- TAREFA ESCRITA A:
Por favor, altere as linhas dos registros que vão da que contém "photo-caption: CE SONT" até a que contém "subheading: LES BISCOTTES", ambas incluídas, trocando "haute technologie" por "technologie de pointe" e deixando todo o resto igual.

- TRECHO APRESENTADO:
◆ ◆ ◆

Por: mailto:coluna@pedroporfirio.com
"A impunidade é segura, quando a cumplicidade é geral." (Marquês de Maricá - 1773/1848)
No varar da madrugada seca de terça-feira, dia 11 de setembro, cerca de 40 bandidos, segundo as primeiras estimativas, dinamitaram o muro de uma transportadora de valores na Água Branca, Zona Oeste de São Paulo, e, num assalto cinematográfico, levaram R$ 10 milhões. A ação na Rua Adriano José Marchini abalou o antigo bairro, berço da Companhia Antártica Paulista e de tantas outras indústrias nascidas no início do século passado. A notícia percorreu todas as ondas da informação, tal a audácia e o seu nível de planejamento e movimentos combinados.
Trinta e seis horas depois, 40 senadores da República, numa ação clandestina e blindada por lacres à prova de dinamites, perpetraram uma espécie de haraquiri institucional em plena Praça dos Três Poderes, quando o sol já ia se recolher. Eles também agiram de forma coordenada, desprezando princípios do direito e valores éticos e morais. Não tomaram conhecimento de um exaustivo relatório que mostrava a burla do decoro parlamentar de forma cristalina e incontestável.
Como se premidos por suas vidas pregressas, optaram pela consagração da delinqüência e da impunidade, chocando o País com uma decisão provocadora e traumática. No evento em que 81 homens públicos valeram-se de um sigilo que privatizou sua casa legislativa, o modus operandi teve os elementos químicos de uma implosão demolidora. Aos cidadãos responsáveis pelo içamento daqueles mandatários serão negadas para todo o sempre as informações a que teriam direito se o Senado da República não preferisse ser um valhacouto que oculta a sete chaves as palavras e atos de sua turma.

◆ ◆ ◆

- MATERIAL FORNECIDO:
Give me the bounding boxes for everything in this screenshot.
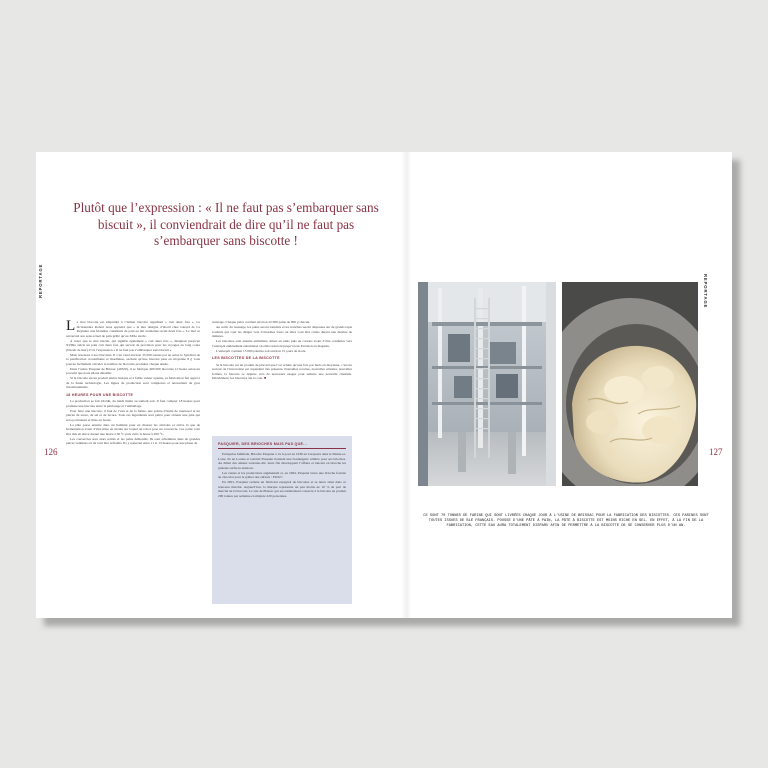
photo-caption: CE SONT 70 TONNES DE FARINE QUI SONT LIVRÉES CHAQUE JOUR À L’USINE DE BRISSAC POUR LA FABRICATION DES BISCOTTES. CES FARINES SONT TOUTES ISSUES DE BLÉ FRANÇAIS. POUSSE D’UNE PÂTE À PAIN, LA PÂTE À BISCOTTE EST MOINS RICHE EN SEL. EN EFFET, À LA FIN DE LA FABRICATION, CETTE EAU AURA TOTALEMENT DISPARU AFIN DE PERMETTRE À LA BISCOTTE DE SE CONSERVER PLUS D’UN AN. — [423, 514, 709, 528]
paragraph: ressuage. Chaque pièce contient environ 22 000 pains de 900 g chacun. — [212, 320, 311, 324]
paragraph: Si la biscotte est un produit plutôt basique et à faible valeur ajoutée, sa fabrication fait appel à de la haute technologie. Les lignes de production sont complexes et nécessitent de gros investissements. — [66, 376, 200, 389]
subheading: LES BISCOTTES DE LA BISCOTTE — [212, 356, 280, 360]
paragraph: Si la biscotte est un produit de placard que l’on achète qu’une fois par mois en moyenne, c’est un secteur où l’innovation est cependant très présente. Nouvelles recettes, nouvelles céréales, nouvelles formes, la biscotte se déploie vers de nouveaux usages pour séduire une nouvelle clientèle. Décidément, les biscottes ont la cote. ■ — [212, 362, 352, 380]
end-mark: ■ — [263, 376, 267, 380]
dough-in-mixer-photo — [562, 282, 698, 486]
magazine-spread — [36, 152, 732, 618]
dough-illustration — [562, 282, 698, 486]
paragraph: Pour faire une biscotte, il faut de l’eau et de la farine, une pointe d’huile de tournesol et un pincée de sucre, de sel et de levure. Tous ces ingrédients sont pétris pour obtenir une pâte qui sera portionnée et mise en boule. — [66, 408, 200, 422]
text-column-2 — [212, 320, 352, 430]
section-label-left: REPORTAGE — [38, 263, 43, 298]
paragraph: Au sortir du ressuage, les pains seront tranchés et les tranches seront disposées sur de grands tapis roulants qui vont les diriger vers d’énormes fours où elles vont être cuites durant une dizaine de minutes. — [212, 325, 352, 338]
page-number-left: 126 — [44, 447, 58, 457]
paragraph: En 2001, Pasquier rachète un fabricant espagnol de biscottes et se lance ainsi dans ce nouveau marché. Aujourd’hui, la marque représente un peu moins de 10 % de part de marché de la biscotte. Le site de Brissac qui est entièrement consacré à la biscotte en produit 200 tonnes par semaine et emploie 220 personnes. — [218, 480, 346, 498]
page-number-right: 127 — [709, 447, 723, 457]
paragraph: Le mot biscotte est emprunté à l’italien biscotto signifiant « cuit deux fois ». Le dictionnaire Robert nous apprend que « le mot désigna d’abord chez Gérard de La Reynière une friandise constituée de pain au lait aromatisé recuit deux fois ». Le mot se retrouvait son sens actuel de pain grillé qu’au XIXe siècle. — [66, 320, 200, 338]
paragraph: Entreprise familiale, Brioche Pasquier a vu le jour en 1936 au Cerqueux dans le Maine-et-Loire. Ils en Louise et Gabriel Pasquier tiennent une boulangerie célèbre pour ses brioches. Au début des années soixante-dix, leurs fils développent l’affaire et lancent en brioche les grandes surfaces alentour. — [218, 452, 346, 470]
paragraph: Mais revenons à nos biscottes. Il s’en vend environ 35 000 tonnes par an selon le Syndicat de la panification croustillante et moelleuse, sachant qu’une biscotte pèse en moyenne 8 g vous pouvez facilement calculer le nombre de biscottes produites chaque année. — [66, 352, 200, 366]
paragraph: À noter que le mot biscuit, qui signifie également « cuit deux fois », désignait jusqu’au XVIIIe siècle un pain cuit deux fois qui servait de provision pour les voyages au long cours (biscuit de mer) d’où l’expression « Il ne faut pas s’embarquer sans biscuit ». — [66, 338, 200, 352]
paragraph: Les biscottes sont ensuite emballées, mises en étuis puis en cartons avant d’être conduites vers l’entrepôt entièrement automatisé où elles resteront jusqu’à leur livraison en magasin. — [212, 339, 352, 348]
text-column-1 — [66, 320, 200, 610]
sidebar-box-text — [218, 452, 346, 498]
paragraph: L’entrepôt contient 15 000 palettes soit environ 15 jours de stock. — [216, 348, 307, 353]
sidebar-box-title: PASQUIER, DES BRIOCHES MAIS PAS QUE... — [218, 442, 346, 449]
paragraph: La pâte passe ensuite dans un hominié pour en chasser les alvéoles et arrive là que de fermentation avant d’être mise en moule sur lequel un robot pose un couvercle. Ces pains vont être mis en étuve durant une heure à 36 °C puis cuits ¾ heure à 200 °C. — [66, 422, 200, 436]
paragraph: Dans l’usine Pasquier de Brissac (49320), il se fabrique 400 000 biscottes à l’heure selon un procédé que nous allons détailler. — [66, 366, 200, 375]
sidebar-box — [212, 436, 352, 604]
section-label-right: REPORTAGE — [703, 274, 708, 309]
spine-shadow — [401, 152, 411, 618]
subheading: 18 HEURES POUR UNE BISCOTTE — [66, 392, 134, 397]
factory-illustration — [418, 282, 556, 486]
factory-interior-photo — [418, 282, 556, 486]
paragraph: La production se fait 24/24h, du lundi matin au samedi soir. Il faut compter 18 heures pour produire une biscotte entre le pétrissage et l’emballage. — [66, 399, 200, 408]
drop-cap: L — [66, 320, 76, 334]
paragraph: Les ventes et les productions augmentent et, en 1984, Pasquier lance une brioche fourrée au chocolat pour le goûter des enfants : Pitch®. — [218, 470, 346, 479]
paragraph: Les couvercles sont alors retirés et les pains démoulés. Ils sont acheminés dans de grandes pièces ventilées où ils vont être refroidis. Ils y resteront entre 11 et 13 heures pour une phase de — [66, 436, 200, 445]
pull-quote: Plutôt que l’expression : « Il ne faut pas s’embarquer sans biscuit », il conviendrait de dire qu’il ne faut pas s’embarquer sans biscotte ! — [73, 200, 379, 248]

◆ ◆ ◆

- TAREFA ESCRITA B:
Prossiga o texto que compara o assalto na Água Branca à sessão secreta do Senado, a partir da última frase apresentada.

- RESPOSTA DO EXERCÍCIO A:
photo-caption: CE SONT 70 TONNES DE FARINE QUI SONT LIVRÉES CHAQUE JOUR À L’USINE DE BRISSAC POUR LA FABRICATION DES BISCOTTES. CES FARINES SONT TOUTES ISSUES DE BLÉ FRANÇAIS. POUSSE D’UNE PÂTE À PAIN, LA PÂTE À BISCOTTE EST MOINS RICHE EN SEL. EN EFFET, À LA FIN DE LA FABRICATION, CETTE EAU AURA TOTALEMENT DISPARU AFIN DE PERMETTRE À LA BISCOTTE DE SE CONSERVER PLUS D’UN AN. — [423, 514, 709, 528]
paragraph: ressuage. Chaque pièce contient environ 22 000 pains de 900 g chacun. — [212, 320, 311, 324]
paragraph: Si la biscotte est un produit plutôt basique et à faible valeur ajoutée, sa fabrication fait appel à de la technologie de pointe. Les lignes de production sont complexes et nécessitent de gros investissements. — [66, 376, 200, 389]
subheading: LES BISCOTTES DE LA BISCOTTE — [212, 356, 280, 360]

- RESPOSTA DO EXERCÍCIO B:
Um erro fatal
A partir de agora, será muito difícil desejar que goze do respeito da cidadania um senador que esconde seu voto num processo em que a cassação de um colega seria a mais branda das punições, tais os delitos públicos e notórios, objetos de acusações tão indefensáveis que, quando expostos aos nossos olhos, 11 dos 15 membros do chamado Conselho de Ética não pestanejaram, recomendando a punição política prevista.
A meu juízo, segundo os valores herdados do "seu" Doca e na analogia cabível, a sociedade foi igualmente ofendida pelos dois eventos dessas horas de perplexidade e indignação.
Bertolt Brecht perguntou um dia o que era assaltar um banco, em comparação com fundar um banco. Eu, que já vivi tantas e tão amargas decepções, pergunto qual a diferença entre explodir uma parede para pôr a mão no dinheiro alheio e esconder-se entre quatro paredes para tomar uma decisão, na qual se pretende tão-somente a absolvição pelo benefício do segredo e da dúvida. Ao poupar aquele que se disse possuidor de informações comprometedoras de seus comparsas, a dita Câmara Alta do Congresso passou recibo de uma peluda cauda presa, sugerindo sem maiores cuidados a existência de um corporativismo de cartas marcadas.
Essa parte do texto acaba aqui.